**Collected data entries:**
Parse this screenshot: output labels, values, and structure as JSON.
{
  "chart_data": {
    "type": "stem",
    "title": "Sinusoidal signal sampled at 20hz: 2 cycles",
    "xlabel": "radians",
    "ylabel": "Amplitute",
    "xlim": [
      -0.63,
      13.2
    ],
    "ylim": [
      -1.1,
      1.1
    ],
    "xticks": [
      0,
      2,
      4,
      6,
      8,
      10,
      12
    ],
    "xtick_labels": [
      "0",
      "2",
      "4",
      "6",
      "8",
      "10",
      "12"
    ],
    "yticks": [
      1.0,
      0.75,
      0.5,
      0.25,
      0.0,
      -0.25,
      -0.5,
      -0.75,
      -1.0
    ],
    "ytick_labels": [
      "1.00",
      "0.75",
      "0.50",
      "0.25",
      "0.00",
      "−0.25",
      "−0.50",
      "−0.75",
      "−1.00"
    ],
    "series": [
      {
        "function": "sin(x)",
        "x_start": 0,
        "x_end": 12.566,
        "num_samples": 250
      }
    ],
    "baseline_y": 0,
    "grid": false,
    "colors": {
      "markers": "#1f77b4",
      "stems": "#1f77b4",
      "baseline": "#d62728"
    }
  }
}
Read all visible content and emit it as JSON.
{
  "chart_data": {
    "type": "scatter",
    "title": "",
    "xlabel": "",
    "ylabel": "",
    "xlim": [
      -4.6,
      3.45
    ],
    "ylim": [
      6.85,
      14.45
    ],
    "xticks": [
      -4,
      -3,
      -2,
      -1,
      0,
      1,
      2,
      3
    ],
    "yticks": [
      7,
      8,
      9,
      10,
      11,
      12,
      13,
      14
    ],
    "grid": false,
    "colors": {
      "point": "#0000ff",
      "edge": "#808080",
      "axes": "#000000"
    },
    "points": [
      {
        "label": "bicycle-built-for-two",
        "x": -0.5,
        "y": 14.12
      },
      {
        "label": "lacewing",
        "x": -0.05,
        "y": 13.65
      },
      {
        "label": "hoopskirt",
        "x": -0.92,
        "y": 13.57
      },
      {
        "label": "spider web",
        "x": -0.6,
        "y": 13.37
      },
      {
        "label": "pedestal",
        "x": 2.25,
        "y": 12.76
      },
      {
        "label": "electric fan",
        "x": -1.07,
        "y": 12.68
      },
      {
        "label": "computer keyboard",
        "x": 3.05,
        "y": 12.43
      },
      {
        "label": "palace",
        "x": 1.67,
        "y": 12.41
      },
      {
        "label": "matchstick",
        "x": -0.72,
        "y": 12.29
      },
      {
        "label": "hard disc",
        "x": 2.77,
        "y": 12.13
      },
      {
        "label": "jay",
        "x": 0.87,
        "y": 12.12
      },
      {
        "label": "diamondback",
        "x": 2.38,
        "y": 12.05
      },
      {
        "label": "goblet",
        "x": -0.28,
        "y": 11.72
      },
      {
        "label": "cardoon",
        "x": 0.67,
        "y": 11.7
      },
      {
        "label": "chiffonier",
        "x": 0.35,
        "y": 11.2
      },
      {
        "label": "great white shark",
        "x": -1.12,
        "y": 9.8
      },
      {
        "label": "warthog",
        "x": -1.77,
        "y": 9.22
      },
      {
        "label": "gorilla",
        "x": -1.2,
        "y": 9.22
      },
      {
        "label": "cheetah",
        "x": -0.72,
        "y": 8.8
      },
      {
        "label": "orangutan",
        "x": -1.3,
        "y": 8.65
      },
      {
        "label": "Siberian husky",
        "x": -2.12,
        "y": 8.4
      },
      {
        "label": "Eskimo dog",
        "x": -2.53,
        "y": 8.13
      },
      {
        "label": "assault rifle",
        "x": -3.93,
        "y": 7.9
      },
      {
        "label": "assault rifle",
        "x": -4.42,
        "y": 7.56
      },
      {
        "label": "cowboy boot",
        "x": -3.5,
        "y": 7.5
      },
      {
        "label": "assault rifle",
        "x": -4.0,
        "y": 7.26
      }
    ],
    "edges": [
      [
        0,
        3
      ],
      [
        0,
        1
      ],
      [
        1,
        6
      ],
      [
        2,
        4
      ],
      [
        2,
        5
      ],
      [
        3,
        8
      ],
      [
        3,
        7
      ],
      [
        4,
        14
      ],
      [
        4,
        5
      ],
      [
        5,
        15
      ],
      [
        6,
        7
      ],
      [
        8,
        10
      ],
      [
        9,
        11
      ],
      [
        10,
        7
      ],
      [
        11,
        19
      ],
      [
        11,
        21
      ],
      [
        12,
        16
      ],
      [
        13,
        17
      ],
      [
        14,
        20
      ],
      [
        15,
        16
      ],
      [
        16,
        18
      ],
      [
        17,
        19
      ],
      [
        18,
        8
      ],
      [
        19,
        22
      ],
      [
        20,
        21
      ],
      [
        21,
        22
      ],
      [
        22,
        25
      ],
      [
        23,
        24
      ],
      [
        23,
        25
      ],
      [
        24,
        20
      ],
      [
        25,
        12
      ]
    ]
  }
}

**What to work on:** Return every entry exactly as given.

**Solution to this problem:**
Parse this screenshot: output labels, values, and structure as JSON.
{
  "chart_data": {
    "type": "stem",
    "title": "Sinusoidal signal sampled at 20hz: 2 cycles",
    "xlabel": "radians",
    "ylabel": "Amplitute",
    "xlim": [
      -0.63,
      13.2
    ],
    "ylim": [
      -1.1,
      1.1
    ],
    "xticks": [
      0,
      2,
      4,
      6,
      8,
      10,
      12
    ],
    "xtick_labels": [
      "0",
      "2",
      "4",
      "6",
      "8",
      "10",
      "12"
    ],
    "yticks": [
      1.0,
      0.75,
      0.5,
      0.25,
      0.0,
      -0.25,
      -0.5,
      -0.75,
      -1.0
    ],
    "ytick_labels": [
      "1.00",
      "0.75",
      "0.50",
      "0.25",
      "0.00",
      "−0.25",
      "−0.50",
      "−0.75",
      "−1.00"
    ],
    "series": [
      {
        "function": "sin(x)",
        "x_start": 0,
        "x_end": 12.566,
        "num_samples": 250
      }
    ],
    "baseline_y": 0,
    "grid": false,
    "colors": {
      "markers": "#1f77b4",
      "stems": "#1f77b4",
      "baseline": "#d62728"
    }
  }
}
Read all visible content and emit it as JSON.
{
  "chart_data": {
    "type": "scatter",
    "title": "",
    "xlabel": "",
    "ylabel": "",
    "xlim": [
      -4.6,
      3.45
    ],
    "ylim": [
      6.85,
      14.45
    ],
    "xticks": [
      -4,
      -3,
      -2,
      -1,
      0,
      1,
      2,
      3
    ],
    "yticks": [
      7,
      8,
      9,
      10,
      11,
      12,
      13,
      14
    ],
    "grid": false,
    "colors": {
      "point": "#0000ff",
      "edge": "#808080",
      "axes": "#000000"
    },
    "points": [
      {
        "label": "bicycle-built-for-two",
        "x": -0.5,
        "y": 14.12
      },
      {
        "label": "lacewing",
        "x": -0.05,
        "y": 13.65
      },
      {
        "label": "hoopskirt",
        "x": -0.92,
        "y": 13.57
      },
      {
        "label": "spider web",
        "x": -0.6,
        "y": 13.37
      },
      {
        "label": "pedestal",
        "x": 2.25,
        "y": 12.76
      },
      {
        "label": "electric fan",
        "x": -1.07,
        "y": 12.68
      },
      {
        "label": "computer keyboard",
        "x": 3.05,
        "y": 12.43
      },
      {
        "label": "palace",
        "x": 1.67,
        "y": 12.41
      },
      {
        "label": "matchstick",
        "x": -0.72,
        "y": 12.29
      },
      {
        "label": "hard disc",
        "x": 2.77,
        "y": 12.13
      },
      {
        "label": "jay",
        "x": 0.87,
        "y": 12.12
      },
      {
        "label": "diamondback",
        "x": 2.38,
        "y": 12.05
      },
      {
        "label": "goblet",
        "x": -0.28,
        "y": 11.72
      },
      {
        "label": "cardoon",
        "x": 0.67,
        "y": 11.7
      },
      {
        "label": "chiffonier",
        "x": 0.35,
        "y": 11.2
      },
      {
        "label": "great white shark",
        "x": -1.12,
        "y": 9.8
      },
      {
        "label": "warthog",
        "x": -1.77,
        "y": 9.22
      },
      {
        "label": "gorilla",
        "x": -1.2,
        "y": 9.22
      },
      {
        "label": "cheetah",
        "x": -0.72,
        "y": 8.8
      },
      {
        "label": "orangutan",
        "x": -1.3,
        "y": 8.65
      },
      {
        "label": "Siberian husky",
        "x": -2.12,
        "y": 8.4
      },
      {
        "label": "Eskimo dog",
        "x": -2.53,
        "y": 8.13
      },
      {
        "label": "assault rifle",
        "x": -3.93,
        "y": 7.9
      },
      {
        "label": "assault rifle",
        "x": -4.42,
        "y": 7.56
      },
      {
        "label": "cowboy boot",
        "x": -3.5,
        "y": 7.5
      },
      {
        "label": "assault rifle",
        "x": -4.0,
        "y": 7.26
      }
    ],
    "edges": [
      [
        0,
        3
      ],
      [
        0,
        1
      ],
      [
        1,
        6
      ],
      [
        2,
        4
      ],
      [
        2,
        5
      ],
      [
        3,
        8
      ],
      [
        3,
        7
      ],
      [
        4,
        14
      ],
      [
        4,
        5
      ],
      [
        5,
        15
      ],
      [
        6,
        7
      ],
      [
        8,
        10
      ],
      [
        9,
        11
      ],
      [
        10,
        7
      ],
      [
        11,
        19
      ],
      [
        11,
        21
      ],
      [
        12,
        16
      ],
      [
        13,
        17
      ],
      [
        14,
        20
      ],
      [
        15,
        16
      ],
      [
        16,
        18
      ],
      [
        17,
        19
      ],
      [
        18,
        8
      ],
      [
        19,
        22
      ],
      [
        20,
        21
      ],
      [
        21,
        22
      ],
      [
        22,
        25
      ],
      [
        23,
        24
      ],
      [
        23,
        25
      ],
      [
        24,
        20
      ],
      [
        25,
        12
      ]
    ]
  }
}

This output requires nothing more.